- _Data section_:

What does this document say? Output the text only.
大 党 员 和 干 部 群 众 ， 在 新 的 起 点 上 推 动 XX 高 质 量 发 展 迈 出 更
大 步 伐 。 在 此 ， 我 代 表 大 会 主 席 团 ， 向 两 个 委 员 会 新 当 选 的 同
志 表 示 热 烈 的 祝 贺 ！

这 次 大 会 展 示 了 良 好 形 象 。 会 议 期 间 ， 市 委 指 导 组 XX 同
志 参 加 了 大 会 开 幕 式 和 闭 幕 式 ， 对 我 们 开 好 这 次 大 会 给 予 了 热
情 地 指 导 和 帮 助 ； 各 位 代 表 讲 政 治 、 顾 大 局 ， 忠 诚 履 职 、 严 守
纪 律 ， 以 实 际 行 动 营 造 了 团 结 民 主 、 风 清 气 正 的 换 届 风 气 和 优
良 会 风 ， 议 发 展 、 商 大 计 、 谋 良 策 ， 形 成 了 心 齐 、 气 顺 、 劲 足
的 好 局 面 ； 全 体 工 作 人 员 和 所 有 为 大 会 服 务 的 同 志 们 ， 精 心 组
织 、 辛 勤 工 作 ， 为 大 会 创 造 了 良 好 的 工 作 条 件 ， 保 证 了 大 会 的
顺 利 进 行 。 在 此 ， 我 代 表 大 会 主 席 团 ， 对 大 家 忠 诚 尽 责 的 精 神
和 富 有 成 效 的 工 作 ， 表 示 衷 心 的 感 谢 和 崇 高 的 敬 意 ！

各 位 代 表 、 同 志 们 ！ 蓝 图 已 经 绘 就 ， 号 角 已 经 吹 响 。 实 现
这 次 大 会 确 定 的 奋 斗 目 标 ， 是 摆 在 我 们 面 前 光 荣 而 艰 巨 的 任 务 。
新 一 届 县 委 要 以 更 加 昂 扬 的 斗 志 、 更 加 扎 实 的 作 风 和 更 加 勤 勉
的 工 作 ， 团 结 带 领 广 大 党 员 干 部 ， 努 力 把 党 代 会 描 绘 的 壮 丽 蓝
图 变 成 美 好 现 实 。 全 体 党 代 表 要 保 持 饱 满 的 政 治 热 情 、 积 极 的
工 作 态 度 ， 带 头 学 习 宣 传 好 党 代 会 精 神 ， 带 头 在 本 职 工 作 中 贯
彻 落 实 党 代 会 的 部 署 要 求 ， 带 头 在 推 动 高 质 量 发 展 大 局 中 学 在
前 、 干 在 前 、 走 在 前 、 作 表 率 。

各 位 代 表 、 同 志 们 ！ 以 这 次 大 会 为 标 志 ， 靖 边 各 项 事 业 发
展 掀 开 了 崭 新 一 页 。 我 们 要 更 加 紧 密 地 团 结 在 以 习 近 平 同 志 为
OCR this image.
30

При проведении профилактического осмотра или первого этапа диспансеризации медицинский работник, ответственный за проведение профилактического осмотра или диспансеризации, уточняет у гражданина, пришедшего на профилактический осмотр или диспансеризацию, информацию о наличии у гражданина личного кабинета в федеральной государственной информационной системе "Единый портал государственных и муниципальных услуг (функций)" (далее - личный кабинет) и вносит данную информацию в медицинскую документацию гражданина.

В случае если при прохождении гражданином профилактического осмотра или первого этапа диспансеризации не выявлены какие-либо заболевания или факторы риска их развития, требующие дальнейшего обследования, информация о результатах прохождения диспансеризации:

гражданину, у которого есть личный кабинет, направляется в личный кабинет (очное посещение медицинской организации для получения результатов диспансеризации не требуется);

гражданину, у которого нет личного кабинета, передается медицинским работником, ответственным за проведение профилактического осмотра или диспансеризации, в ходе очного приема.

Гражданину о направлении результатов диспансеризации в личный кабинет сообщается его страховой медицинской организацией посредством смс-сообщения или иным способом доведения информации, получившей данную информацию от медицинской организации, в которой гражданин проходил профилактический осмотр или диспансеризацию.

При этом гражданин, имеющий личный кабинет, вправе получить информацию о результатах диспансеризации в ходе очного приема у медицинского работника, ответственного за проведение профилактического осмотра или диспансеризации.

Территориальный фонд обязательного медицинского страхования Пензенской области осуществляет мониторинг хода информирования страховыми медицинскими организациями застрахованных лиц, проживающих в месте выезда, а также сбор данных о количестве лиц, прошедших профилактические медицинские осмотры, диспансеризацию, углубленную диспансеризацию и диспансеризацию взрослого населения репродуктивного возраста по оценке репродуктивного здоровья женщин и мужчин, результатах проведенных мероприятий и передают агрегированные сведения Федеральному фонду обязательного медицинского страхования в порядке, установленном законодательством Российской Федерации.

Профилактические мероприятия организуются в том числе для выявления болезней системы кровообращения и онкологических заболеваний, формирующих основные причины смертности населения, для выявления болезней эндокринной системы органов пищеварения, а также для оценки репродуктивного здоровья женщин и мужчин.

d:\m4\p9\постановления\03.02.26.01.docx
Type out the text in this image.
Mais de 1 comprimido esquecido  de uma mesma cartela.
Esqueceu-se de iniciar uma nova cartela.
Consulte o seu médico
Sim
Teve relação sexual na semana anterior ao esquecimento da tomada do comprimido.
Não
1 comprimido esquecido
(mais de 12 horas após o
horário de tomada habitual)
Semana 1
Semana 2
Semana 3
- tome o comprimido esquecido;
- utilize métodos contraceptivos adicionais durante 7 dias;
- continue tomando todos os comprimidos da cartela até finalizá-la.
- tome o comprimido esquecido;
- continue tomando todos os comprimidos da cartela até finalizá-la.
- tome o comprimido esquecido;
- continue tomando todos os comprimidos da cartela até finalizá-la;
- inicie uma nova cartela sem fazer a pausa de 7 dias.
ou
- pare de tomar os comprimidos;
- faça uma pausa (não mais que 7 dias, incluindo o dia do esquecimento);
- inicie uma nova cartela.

- _Aim of the exercise_: Make an exact copy of all the data.

- _Task response_:
What does this document say? Output the text only.
大 党 员 和 干 部 群 众 ， 在 新 的 起 点 上 推 动 XX 高 质 量 发 展 迈 出 更
大 步 伐 。 在 此 ， 我 代 表 大 会 主 席 团 ， 向 两 个 委 员 会 新 当 选 的 同
志 表 示 热 烈 的 祝 贺 ！

这 次 大 会 展 示 了 良 好 形 象 。 会 议 期 间 ， 市 委 指 导 组 XX 同
志 参 加 了 大 会 开 幕 式 和 闭 幕 式 ， 对 我 们 开 好 这 次 大 会 给 予 了 热
情 地 指 导 和 帮 助 ； 各 位 代 表 讲 政 治 、 顾 大 局 ， 忠 诚 履 职 、 严 守
纪 律 ， 以 实 际 行 动 营 造 了 团 结 民 主 、 风 清 气 正 的 换 届 风 气 和 优
良 会 风 ， 议 发 展 、 商 大 计 、 谋 良 策 ， 形 成 了 心 齐 、 气 顺 、 劲 足
的 好 局 面 ； 全 体 工 作 人 员 和 所 有 为 大 会 服 务 的 同 志 们 ， 精 心 组
织 、 辛 勤 工 作 ， 为 大 会 创 造 了 良 好 的 工 作 条 件 ， 保 证 了 大 会 的
顺 利 进 行 。 在 此 ， 我 代 表 大 会 主 席 团 ， 对 大 家 忠 诚 尽 责 的 精 神
和 富 有 成 效 的 工 作 ， 表 示 衷 心 的 感 谢 和 崇 高 的 敬 意 ！

各 位 代 表 、 同 志 们 ！ 蓝 图 已 经 绘 就 ， 号 角 已 经 吹 响 。 实 现
这 次 大 会 确 定 的 奋 斗 目 标 ， 是 摆 在 我 们 面 前 光 荣 而 艰 巨 的 任 务 。
新 一 届 县 委 要 以 更 加 昂 扬 的 斗 志 、 更 加 扎 实 的 作 风 和 更 加 勤 勉
的 工 作 ， 团 结 带 领 广 大 党 员 干 部 ， 努 力 把 党 代 会 描 绘 的 壮 丽 蓝
图 变 成 美 好 现 实 。 全 体 党 代 表 要 保 持 饱 满 的 政 治 热 情 、 积 极 的
工 作 态 度 ， 带 头 学 习 宣 传 好 党 代 会 精 神 ， 带 头 在 本 职 工 作 中 贯
彻 落 实 党 代 会 的 部 署 要 求 ， 带 头 在 推 动 高 质 量 发 展 大 局 中 学 在
前 、 干 在 前 、 走 在 前 、 作 表 率 。

各 位 代 表 、 同 志 们 ！ 以 这 次 大 会 为 标 志 ， 靖 边 各 项 事 业 发
展 掀 开 了 崭 新 一 页 。 我 们 要 更 加 紧 密 地 团 结 在 以 习 近 平 同 志 为
OCR this image.
30

При проведении профилактического осмотра или первого этапа диспансеризации медицинский работник, ответственный за проведение профилактического осмотра или диспансеризации, уточняет у гражданина, пришедшего на профилактический осмотр или диспансеризацию, информацию о наличии у гражданина личного кабинета в федеральной государственной информационной системе "Единый портал государственных и муниципальных услуг (функций)" (далее - личный кабинет) и вносит данную информацию в медицинскую документацию гражданина.

В случае если при прохождении гражданином профилактического осмотра или первого этапа диспансеризации не выявлены какие-либо заболевания или факторы риска их развития, требующие дальнейшего обследования, информация о результатах прохождения диспансеризации:

гражданину, у которого есть личный кабинет, направляется в личный кабинет (очное посещение медицинской организации для получения результатов диспансеризации не требуется);

гражданину, у которого нет личного кабинета, передается медицинским работником, ответственным за проведение профилактического осмотра или диспансеризации, в ходе очного приема.

Гражданину о направлении результатов диспансеризации в личный кабинет сообщается его страховой медицинской организацией посредством смс-сообщения или иным способом доведения информации, получившей данную информацию от медицинской организации, в которой гражданин проходил профилактический осмотр или диспансеризацию.

При этом гражданин, имеющий личный кабинет, вправе получить информацию о результатах диспансеризации в ходе очного приема у медицинского работника, ответственного за проведение профилактического осмотра или диспансеризации.

Территориальный фонд обязательного медицинского страхования Пензенской области осуществляет мониторинг хода информирования страховыми медицинскими организациями застрахованных лиц, проживающих в месте выезда, а также сбор данных о количестве лиц, прошедших профилактические медицинские осмотры, диспансеризацию, углубленную диспансеризацию и диспансеризацию взрослого населения репродуктивного возраста по оценке репродуктивного здоровья женщин и мужчин, результатах проведенных мероприятий и передают агрегированные сведения Федеральному фонду обязательного медицинского страхования в порядке, установленном законодательством Российской Федерации.

Профилактические мероприятия организуются в том числе для выявления болезней системы кровообращения и онкологических заболеваний, формирующих основные причины смертности населения, для выявления болезней эндокринной системы органов пищеварения, а также для оценки репродуктивного здоровья женщин и мужчин.

d:\m4\p9\постановления\03.02.26.01.docx
Type out the text in this image.
Mais de 1 comprimido esquecido  de uma mesma cartela.
Esqueceu-se de iniciar uma nova cartela.
Consulte o seu médico
Sim
Teve relação sexual na semana anterior ao esquecimento da tomada do comprimido.
Não
1 comprimido esquecido
(mais de 12 horas após o
horário de tomada habitual)
Semana 1
Semana 2
Semana 3
- tome o comprimido esquecido;
- utilize métodos contraceptivos adicionais durante 7 dias;
- continue tomando todos os comprimidos da cartela até finalizá-la.
- tome o comprimido esquecido;
- continue tomando todos os comprimidos da cartela até finalizá-la.
- tome o comprimido esquecido;
- continue tomando todos os comprimidos da cartela até finalizá-la;
- inicie uma nova cartela sem fazer a pausa de 7 dias.
ou
- pare de tomar os comprimidos;
- faça uma pausa (não mais que 7 dias, incluindo o dia do esquecimento);
- inicie uma nova cartela.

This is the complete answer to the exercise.